# START OF Available records
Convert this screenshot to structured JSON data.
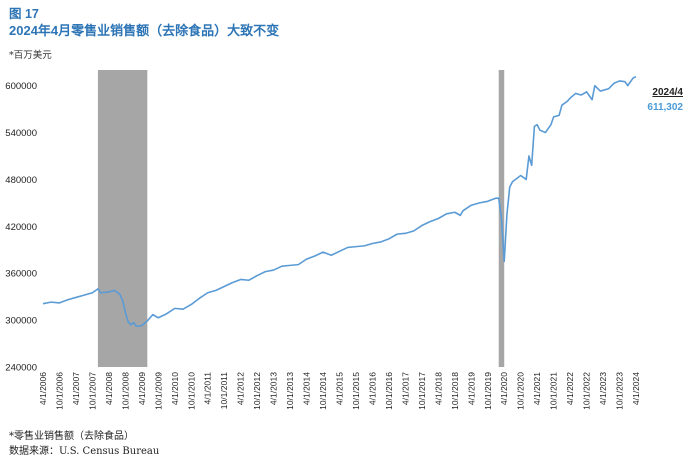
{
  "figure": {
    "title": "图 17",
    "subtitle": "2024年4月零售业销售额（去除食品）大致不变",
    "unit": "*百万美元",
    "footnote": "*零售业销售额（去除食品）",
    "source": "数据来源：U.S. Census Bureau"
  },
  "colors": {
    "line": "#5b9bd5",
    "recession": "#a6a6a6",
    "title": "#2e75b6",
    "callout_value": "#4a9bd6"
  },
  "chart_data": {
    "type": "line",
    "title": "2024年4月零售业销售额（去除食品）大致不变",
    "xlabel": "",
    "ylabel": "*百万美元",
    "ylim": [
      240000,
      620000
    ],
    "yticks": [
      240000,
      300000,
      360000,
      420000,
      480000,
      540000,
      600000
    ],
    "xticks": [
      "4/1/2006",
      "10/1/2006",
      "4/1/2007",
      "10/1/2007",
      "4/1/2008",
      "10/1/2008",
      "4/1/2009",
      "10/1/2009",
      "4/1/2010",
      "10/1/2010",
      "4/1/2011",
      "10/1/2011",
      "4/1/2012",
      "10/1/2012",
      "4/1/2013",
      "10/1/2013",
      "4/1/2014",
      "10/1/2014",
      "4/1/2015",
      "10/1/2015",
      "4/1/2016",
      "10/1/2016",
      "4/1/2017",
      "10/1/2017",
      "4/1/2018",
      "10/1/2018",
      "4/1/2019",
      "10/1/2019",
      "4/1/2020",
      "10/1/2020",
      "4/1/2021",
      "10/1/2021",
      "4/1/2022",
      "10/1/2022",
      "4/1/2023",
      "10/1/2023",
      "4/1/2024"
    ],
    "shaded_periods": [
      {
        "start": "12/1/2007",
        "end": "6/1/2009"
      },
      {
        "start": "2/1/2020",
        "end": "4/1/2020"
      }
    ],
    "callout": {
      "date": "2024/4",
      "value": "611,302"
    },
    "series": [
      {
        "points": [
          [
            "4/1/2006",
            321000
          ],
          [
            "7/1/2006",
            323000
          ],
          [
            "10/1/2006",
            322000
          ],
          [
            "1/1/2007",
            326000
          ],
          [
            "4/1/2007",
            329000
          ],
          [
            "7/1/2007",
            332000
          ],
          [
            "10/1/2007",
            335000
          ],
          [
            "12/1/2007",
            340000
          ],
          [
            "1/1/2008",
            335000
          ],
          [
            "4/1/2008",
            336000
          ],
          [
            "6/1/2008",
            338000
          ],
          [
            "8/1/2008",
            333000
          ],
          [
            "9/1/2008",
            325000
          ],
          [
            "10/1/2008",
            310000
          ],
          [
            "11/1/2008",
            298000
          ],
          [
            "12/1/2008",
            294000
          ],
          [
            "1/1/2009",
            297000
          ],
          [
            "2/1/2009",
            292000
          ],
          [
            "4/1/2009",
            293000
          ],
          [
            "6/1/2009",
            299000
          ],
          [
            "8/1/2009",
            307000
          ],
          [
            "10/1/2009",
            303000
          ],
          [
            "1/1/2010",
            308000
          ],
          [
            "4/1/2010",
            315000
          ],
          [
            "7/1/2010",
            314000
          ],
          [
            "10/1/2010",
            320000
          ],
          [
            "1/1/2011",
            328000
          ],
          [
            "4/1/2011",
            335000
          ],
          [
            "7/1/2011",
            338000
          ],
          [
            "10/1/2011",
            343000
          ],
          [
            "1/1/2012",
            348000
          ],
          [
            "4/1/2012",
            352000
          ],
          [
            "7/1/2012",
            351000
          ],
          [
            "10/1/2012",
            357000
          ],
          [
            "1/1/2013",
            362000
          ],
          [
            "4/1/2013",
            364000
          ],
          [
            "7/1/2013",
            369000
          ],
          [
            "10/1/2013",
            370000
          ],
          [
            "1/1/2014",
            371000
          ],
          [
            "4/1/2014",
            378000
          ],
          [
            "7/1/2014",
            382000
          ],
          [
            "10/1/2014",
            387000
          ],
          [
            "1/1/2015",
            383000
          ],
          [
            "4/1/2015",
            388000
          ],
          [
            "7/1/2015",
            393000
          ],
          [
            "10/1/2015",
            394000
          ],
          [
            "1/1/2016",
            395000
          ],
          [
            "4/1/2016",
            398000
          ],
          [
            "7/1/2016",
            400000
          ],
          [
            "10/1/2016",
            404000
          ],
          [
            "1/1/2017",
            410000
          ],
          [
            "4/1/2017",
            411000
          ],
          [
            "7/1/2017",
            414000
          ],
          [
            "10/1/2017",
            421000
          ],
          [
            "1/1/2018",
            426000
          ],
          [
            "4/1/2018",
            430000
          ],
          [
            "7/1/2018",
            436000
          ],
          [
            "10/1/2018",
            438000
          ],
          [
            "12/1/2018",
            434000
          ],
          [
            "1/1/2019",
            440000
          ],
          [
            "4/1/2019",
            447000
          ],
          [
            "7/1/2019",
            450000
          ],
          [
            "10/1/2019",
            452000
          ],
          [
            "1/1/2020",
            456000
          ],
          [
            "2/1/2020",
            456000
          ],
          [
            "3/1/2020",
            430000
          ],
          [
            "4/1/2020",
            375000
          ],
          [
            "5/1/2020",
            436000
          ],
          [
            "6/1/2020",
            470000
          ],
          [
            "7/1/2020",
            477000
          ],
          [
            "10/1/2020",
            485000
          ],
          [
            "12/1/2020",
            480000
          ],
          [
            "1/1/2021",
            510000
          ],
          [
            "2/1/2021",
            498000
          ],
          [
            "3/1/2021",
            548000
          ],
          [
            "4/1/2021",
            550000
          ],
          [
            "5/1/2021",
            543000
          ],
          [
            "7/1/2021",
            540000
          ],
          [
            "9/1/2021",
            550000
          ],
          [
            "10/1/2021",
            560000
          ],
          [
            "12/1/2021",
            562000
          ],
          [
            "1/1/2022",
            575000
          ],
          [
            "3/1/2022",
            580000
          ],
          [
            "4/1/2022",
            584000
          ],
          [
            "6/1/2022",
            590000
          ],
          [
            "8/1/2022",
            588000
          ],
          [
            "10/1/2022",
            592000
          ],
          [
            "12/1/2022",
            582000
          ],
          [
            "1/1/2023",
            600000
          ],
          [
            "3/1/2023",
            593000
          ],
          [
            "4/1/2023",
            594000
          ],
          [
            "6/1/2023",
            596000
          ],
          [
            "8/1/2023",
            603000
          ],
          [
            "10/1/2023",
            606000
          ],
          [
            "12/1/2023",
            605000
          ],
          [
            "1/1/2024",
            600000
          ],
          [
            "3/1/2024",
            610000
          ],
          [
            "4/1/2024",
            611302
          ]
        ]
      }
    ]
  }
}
# END OF Available records
# START OF Available records
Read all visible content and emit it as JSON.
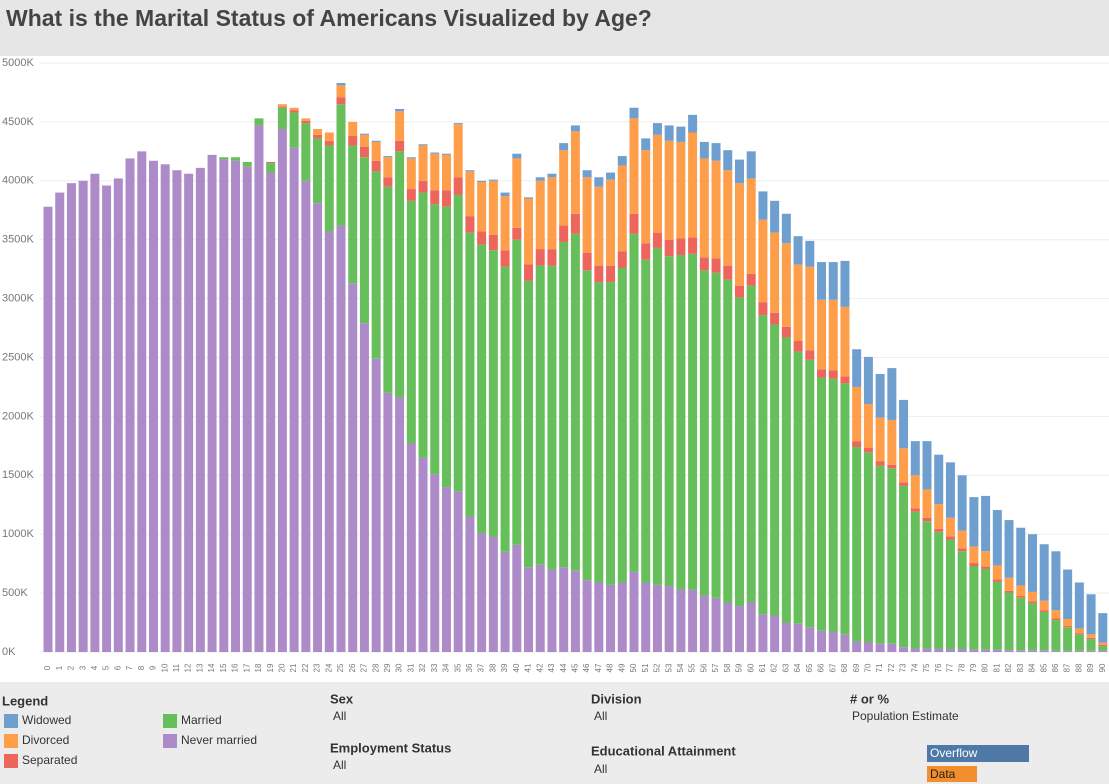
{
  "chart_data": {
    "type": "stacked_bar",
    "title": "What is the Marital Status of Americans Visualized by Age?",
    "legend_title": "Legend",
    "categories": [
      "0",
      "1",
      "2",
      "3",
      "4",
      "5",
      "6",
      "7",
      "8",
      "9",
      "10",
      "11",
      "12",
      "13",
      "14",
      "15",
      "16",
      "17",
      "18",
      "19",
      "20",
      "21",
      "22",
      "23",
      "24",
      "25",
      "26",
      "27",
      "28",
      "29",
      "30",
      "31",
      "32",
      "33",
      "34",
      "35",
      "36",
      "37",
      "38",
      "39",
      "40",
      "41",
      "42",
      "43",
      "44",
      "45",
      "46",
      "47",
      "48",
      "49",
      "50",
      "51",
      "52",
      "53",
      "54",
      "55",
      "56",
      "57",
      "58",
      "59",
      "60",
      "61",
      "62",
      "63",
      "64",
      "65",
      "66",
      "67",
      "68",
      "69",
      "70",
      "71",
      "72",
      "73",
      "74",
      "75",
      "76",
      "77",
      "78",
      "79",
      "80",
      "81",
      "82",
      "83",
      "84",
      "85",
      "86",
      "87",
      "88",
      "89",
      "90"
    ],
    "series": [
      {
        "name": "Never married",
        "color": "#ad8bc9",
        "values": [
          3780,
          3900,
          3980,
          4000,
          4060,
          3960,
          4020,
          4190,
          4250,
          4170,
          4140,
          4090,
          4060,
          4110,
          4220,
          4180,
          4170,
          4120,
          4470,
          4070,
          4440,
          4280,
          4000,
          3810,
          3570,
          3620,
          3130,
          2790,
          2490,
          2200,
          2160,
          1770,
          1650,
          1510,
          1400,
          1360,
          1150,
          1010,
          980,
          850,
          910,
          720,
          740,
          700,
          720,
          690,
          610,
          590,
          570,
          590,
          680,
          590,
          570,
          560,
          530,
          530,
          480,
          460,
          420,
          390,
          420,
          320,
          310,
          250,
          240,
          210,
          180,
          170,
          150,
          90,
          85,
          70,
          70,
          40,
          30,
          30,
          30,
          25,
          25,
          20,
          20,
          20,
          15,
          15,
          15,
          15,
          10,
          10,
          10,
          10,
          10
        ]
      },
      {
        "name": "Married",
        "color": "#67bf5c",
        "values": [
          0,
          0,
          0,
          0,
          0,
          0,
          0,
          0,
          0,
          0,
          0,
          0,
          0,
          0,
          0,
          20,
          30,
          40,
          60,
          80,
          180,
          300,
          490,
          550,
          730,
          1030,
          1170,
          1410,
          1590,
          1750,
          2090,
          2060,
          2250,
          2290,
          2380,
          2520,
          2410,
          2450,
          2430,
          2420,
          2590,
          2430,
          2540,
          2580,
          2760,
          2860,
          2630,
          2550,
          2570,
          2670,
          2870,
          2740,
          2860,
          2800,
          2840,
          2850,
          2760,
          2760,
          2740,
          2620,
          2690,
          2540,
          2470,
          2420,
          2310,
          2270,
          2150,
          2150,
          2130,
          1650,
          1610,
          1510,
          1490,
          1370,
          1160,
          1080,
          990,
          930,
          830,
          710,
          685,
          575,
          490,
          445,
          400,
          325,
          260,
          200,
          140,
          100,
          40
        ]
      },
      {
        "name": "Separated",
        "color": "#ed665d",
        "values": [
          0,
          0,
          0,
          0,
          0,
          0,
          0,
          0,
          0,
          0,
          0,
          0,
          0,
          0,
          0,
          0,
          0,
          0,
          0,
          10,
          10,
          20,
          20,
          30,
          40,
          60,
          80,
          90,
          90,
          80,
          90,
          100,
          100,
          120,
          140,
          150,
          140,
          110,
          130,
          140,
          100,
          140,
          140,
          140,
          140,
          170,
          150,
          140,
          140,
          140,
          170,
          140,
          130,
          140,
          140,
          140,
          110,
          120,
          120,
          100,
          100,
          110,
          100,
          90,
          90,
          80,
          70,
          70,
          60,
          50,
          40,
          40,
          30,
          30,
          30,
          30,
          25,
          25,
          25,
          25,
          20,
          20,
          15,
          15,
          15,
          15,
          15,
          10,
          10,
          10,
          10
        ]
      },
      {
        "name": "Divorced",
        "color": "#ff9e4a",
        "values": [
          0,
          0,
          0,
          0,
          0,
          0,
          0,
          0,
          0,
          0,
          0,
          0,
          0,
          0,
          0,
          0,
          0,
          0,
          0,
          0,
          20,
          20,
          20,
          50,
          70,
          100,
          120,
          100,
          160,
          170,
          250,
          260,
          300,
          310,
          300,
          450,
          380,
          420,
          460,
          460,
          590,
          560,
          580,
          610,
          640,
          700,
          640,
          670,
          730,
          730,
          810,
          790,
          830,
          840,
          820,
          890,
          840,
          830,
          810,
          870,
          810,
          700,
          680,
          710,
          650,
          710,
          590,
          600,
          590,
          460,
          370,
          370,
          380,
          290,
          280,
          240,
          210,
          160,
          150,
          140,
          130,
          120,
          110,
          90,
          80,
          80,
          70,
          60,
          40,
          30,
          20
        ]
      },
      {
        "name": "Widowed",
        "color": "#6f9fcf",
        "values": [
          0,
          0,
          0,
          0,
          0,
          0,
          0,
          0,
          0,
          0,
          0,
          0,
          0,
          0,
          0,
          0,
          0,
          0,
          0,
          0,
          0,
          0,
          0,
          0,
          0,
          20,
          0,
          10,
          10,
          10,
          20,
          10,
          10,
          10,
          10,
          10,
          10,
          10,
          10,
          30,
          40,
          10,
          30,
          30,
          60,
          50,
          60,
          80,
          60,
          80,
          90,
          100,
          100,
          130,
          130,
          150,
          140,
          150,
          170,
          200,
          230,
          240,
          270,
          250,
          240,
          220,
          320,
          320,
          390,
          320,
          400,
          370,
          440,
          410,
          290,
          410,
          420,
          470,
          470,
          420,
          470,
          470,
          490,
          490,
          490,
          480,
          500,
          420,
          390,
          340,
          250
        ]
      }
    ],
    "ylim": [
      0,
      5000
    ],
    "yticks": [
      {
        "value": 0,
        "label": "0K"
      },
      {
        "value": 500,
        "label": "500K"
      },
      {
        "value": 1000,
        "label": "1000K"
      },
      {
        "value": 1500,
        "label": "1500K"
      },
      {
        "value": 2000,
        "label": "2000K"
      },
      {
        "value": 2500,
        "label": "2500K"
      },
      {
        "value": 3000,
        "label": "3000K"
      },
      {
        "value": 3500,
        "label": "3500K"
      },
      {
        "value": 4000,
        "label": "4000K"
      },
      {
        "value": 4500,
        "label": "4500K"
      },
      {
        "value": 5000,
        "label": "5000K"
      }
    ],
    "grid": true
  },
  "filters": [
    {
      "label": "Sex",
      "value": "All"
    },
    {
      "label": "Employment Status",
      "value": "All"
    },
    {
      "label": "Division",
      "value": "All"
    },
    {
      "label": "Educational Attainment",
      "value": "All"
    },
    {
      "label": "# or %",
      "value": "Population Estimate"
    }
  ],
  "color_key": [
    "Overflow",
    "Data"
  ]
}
# END OF Available records
→ **Stated problem**
Go through the records and show every line with the string "Status" in it.

→ **Solution below**
    "title": "What is the Marital Status of Americans Visualized by Age?",
      "label": "Employment Status",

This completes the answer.